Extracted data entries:
----------
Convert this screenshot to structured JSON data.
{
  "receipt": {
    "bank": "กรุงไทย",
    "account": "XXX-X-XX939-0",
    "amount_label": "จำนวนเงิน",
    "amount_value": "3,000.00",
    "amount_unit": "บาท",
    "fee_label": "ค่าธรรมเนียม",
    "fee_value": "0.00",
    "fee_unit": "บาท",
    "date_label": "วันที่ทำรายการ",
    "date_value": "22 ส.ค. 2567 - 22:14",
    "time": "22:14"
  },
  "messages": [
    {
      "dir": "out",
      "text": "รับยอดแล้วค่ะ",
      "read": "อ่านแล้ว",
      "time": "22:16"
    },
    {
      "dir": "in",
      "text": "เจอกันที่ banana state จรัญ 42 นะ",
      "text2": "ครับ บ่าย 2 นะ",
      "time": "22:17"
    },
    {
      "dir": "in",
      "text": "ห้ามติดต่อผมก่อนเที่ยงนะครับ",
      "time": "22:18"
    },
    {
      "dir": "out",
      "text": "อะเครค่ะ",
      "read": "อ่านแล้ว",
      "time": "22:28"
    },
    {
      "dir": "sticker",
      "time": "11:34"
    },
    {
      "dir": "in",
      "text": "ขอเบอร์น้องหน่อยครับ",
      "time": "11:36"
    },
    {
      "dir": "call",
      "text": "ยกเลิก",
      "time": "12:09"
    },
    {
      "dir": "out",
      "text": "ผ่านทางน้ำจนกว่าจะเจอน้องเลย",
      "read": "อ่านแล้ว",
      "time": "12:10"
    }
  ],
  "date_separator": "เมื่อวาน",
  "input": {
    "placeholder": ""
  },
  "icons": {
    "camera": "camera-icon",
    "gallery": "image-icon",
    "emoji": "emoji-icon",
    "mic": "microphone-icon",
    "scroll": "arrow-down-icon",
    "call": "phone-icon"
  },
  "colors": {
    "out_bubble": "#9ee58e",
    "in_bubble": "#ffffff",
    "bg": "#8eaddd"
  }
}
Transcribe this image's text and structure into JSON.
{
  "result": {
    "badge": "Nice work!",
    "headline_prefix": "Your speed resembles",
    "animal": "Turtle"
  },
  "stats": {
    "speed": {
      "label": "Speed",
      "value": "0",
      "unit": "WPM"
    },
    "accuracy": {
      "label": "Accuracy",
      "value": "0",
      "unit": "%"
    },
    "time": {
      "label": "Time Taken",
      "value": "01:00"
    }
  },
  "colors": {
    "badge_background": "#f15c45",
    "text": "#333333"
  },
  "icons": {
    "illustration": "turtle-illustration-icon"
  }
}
----------
■ **Exercise requirements**
Return the entries above exactly, each one complete.

■ **Answer in full**
Convert this screenshot to structured JSON data.
{
  "receipt": {
    "bank": "กรุงไทย",
    "account": "XXX-X-XX939-0",
    "amount_label": "จำนวนเงิน",
    "amount_value": "3,000.00",
    "amount_unit": "บาท",
    "fee_label": "ค่าธรรมเนียม",
    "fee_value": "0.00",
    "fee_unit": "บาท",
    "date_label": "วันที่ทำรายการ",
    "date_value": "22 ส.ค. 2567 - 22:14",
    "time": "22:14"
  },
  "messages": [
    {
      "dir": "out",
      "text": "รับยอดแล้วค่ะ",
      "read": "อ่านแล้ว",
      "time": "22:16"
    },
    {
      "dir": "in",
      "text": "เจอกันที่ banana state จรัญ 42 นะ",
      "text2": "ครับ บ่าย 2 นะ",
      "time": "22:17"
    },
    {
      "dir": "in",
      "text": "ห้ามติดต่อผมก่อนเที่ยงนะครับ",
      "time": "22:18"
    },
    {
      "dir": "out",
      "text": "อะเครค่ะ",
      "read": "อ่านแล้ว",
      "time": "22:28"
    },
    {
      "dir": "sticker",
      "time": "11:34"
    },
    {
      "dir": "in",
      "text": "ขอเบอร์น้องหน่อยครับ",
      "time": "11:36"
    },
    {
      "dir": "call",
      "text": "ยกเลิก",
      "time": "12:09"
    },
    {
      "dir": "out",
      "text": "ผ่านทางน้ำจนกว่าจะเจอน้องเลย",
      "read": "อ่านแล้ว",
      "time": "12:10"
    }
  ],
  "date_separator": "เมื่อวาน",
  "input": {
    "placeholder": ""
  },
  "icons": {
    "camera": "camera-icon",
    "gallery": "image-icon",
    "emoji": "emoji-icon",
    "mic": "microphone-icon",
    "scroll": "arrow-down-icon",
    "call": "phone-icon"
  },
  "colors": {
    "out_bubble": "#9ee58e",
    "in_bubble": "#ffffff",
    "bg": "#8eaddd"
  }
}
Transcribe this image's text and structure into JSON.
{
  "result": {
    "badge": "Nice work!",
    "headline_prefix": "Your speed resembles",
    "animal": "Turtle"
  },
  "stats": {
    "speed": {
      "label": "Speed",
      "value": "0",
      "unit": "WPM"
    },
    "accuracy": {
      "label": "Accuracy",
      "value": "0",
      "unit": "%"
    },
    "time": {
      "label": "Time Taken",
      "value": "01:00"
    }
  },
  "colors": {
    "badge_background": "#f15c45",
    "text": "#333333"
  },
  "icons": {
    "illustration": "turtle-illustration-icon"
  }
}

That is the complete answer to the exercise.